## Begin PROVIDED RECORDS

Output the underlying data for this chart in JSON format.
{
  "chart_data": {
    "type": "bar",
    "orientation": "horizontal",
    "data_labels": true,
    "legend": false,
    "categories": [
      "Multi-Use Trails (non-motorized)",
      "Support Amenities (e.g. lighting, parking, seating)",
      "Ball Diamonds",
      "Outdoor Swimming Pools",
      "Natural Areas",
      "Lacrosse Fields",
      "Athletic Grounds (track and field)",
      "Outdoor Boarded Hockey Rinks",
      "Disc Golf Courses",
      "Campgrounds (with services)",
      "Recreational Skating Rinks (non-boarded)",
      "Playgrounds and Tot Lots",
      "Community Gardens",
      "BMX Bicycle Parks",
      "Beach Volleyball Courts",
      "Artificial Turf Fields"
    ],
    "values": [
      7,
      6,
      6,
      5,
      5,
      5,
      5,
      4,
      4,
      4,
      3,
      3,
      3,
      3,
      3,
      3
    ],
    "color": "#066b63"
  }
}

## End PROVIDED RECORDS

> JOB:
Copy out all of the records shown above exactly.

> REPLY TO THE TASK:
Output the underlying data for this chart in JSON format.
{
  "chart_data": {
    "type": "bar",
    "orientation": "horizontal",
    "data_labels": true,
    "legend": false,
    "categories": [
      "Multi-Use Trails (non-motorized)",
      "Support Amenities (e.g. lighting, parking, seating)",
      "Ball Diamonds",
      "Outdoor Swimming Pools",
      "Natural Areas",
      "Lacrosse Fields",
      "Athletic Grounds (track and field)",
      "Outdoor Boarded Hockey Rinks",
      "Disc Golf Courses",
      "Campgrounds (with services)",
      "Recreational Skating Rinks (non-boarded)",
      "Playgrounds and Tot Lots",
      "Community Gardens",
      "BMX Bicycle Parks",
      "Beach Volleyball Courts",
      "Artificial Turf Fields"
    ],
    "values": [
      7,
      6,
      6,
      5,
      5,
      5,
      5,
      4,
      4,
      4,
      3,
      3,
      3,
      3,
      3,
      3
    ],
    "color": "#066b63"
  }
}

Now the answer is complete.